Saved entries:
------------------------------------------------

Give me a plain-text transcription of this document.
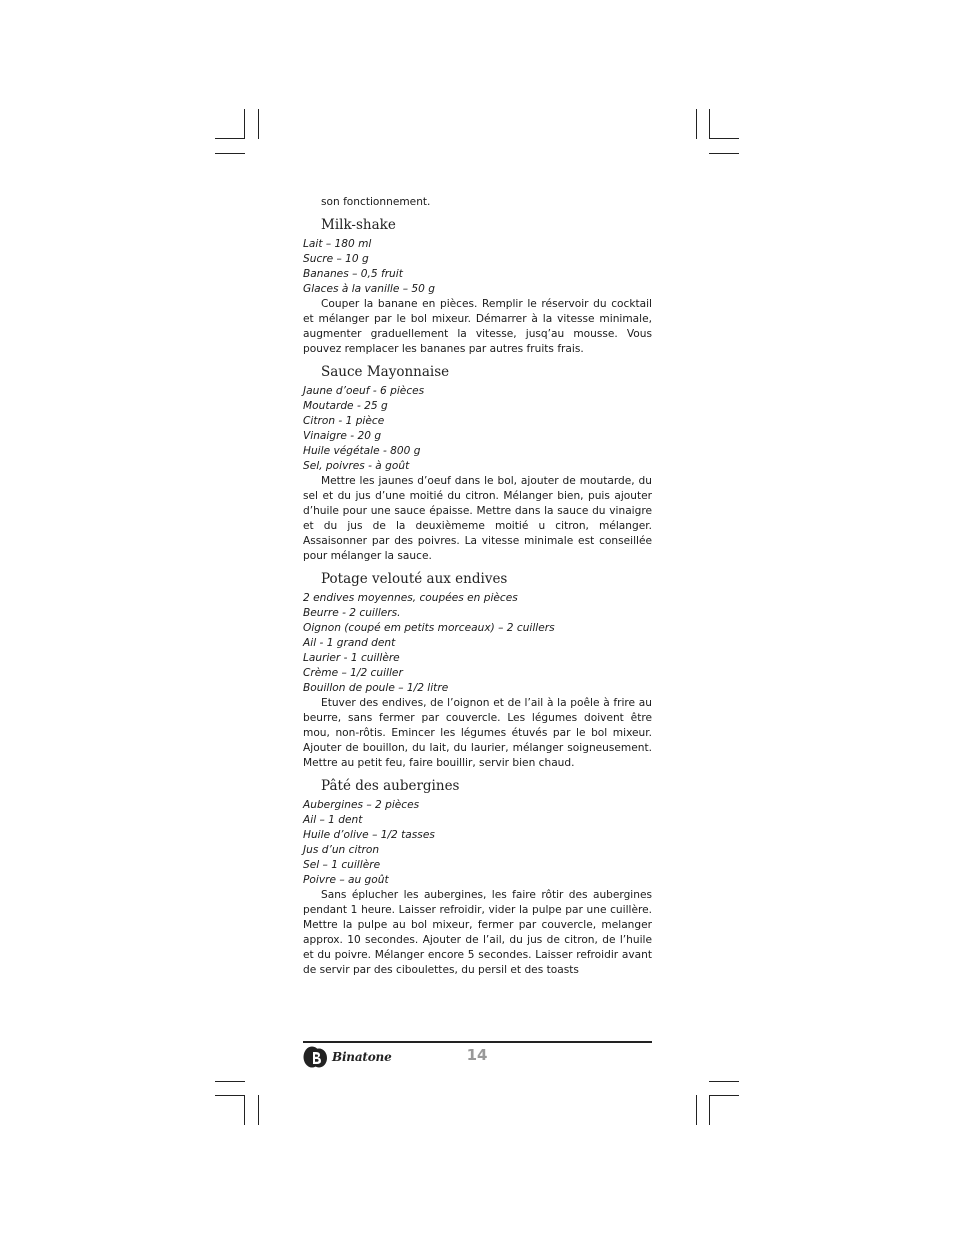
son fonctionnement.

Milk-shake
Lait – 180 ml
Sucre – 10 g
Bananes – 0,5 fruit
Glaces à la vanille – 50 g

Couper la banane en pièces. Remplir le réservoir du cocktail et mélanger par le bol mixeur. Démarrer à la vitesse minimale, augmenter graduellement la vitesse, jusq’au mousse. Vous pouvez remplacer les bananes par autres fruits frais.

Sauce Mayonnaise
Jaune d’oeuf - 6 pièces
Moutarde - 25 g
Citron - 1 pièce
Vinaigre - 20 g
Huile végétale - 800 g
Sel, poivres - à goût

Mettre les jaunes d’oeuf dans le bol, ajouter de moutarde, du sel et du jus d’une moitié du citron. Mélanger bien, puis ajouter d’huile pour une sauce épaisse. Mettre dans la sauce du vinaigre et du jus de la deuxièmeme moitié u citron, mélanger. Assaisonner par des poivres. La vitesse minimale est conseillée pour mélanger la sauce.

Potage velouté aux endives
2 endives moyennes, coupées en pièces
Beurre - 2 cuillers.
Oignon (coupé em petits morceaux) – 2 cuillers
Ail - 1 grand dent
Laurier - 1 cuillère
Crème – 1/2 cuiller
Bouillon de poule – 1/2 litre

Etuver des endives, de l’oignon et de l’ail à la poêle à frire au beurre, sans fermer par couvercle. Les légumes doivent être mou, non-rôtis. Emincer les légumes étuvés par le bol mixeur. Ajouter de bouillon, du lait, du laurier, mélanger soigneusement. Mettre au petit feu, faire bouillir, servir bien chaud.

Pâté des aubergines
Aubergines – 2 pièces
Ail – 1 dent
Huile d’olive – 1/2 tasses
Jus d’un citron
Sel – 1 cuillère
Poivre – au goût

Sans éplucher les aubergines, les faire rôtir des aubergines pendant 1 heure. Laisser refroidir, vider la pulpe par une cuillère. Mettre la pulpe au bol mixeur, fermer par couvercle, melanger approx. 10 secondes. Ajouter de l’ail, du jus de citron, de l’huile et du poivre. Mélanger encore 5 secondes. Laisser refroidir avant de servir par des ciboulettes, du persil et des toasts

Binatone	14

------------------------------------------------

**EXERCISE PROMPT:** Tally every line of the listing that holds the string "couvercle", then give the number by itself.

**COMPLETE ANSWER:** 2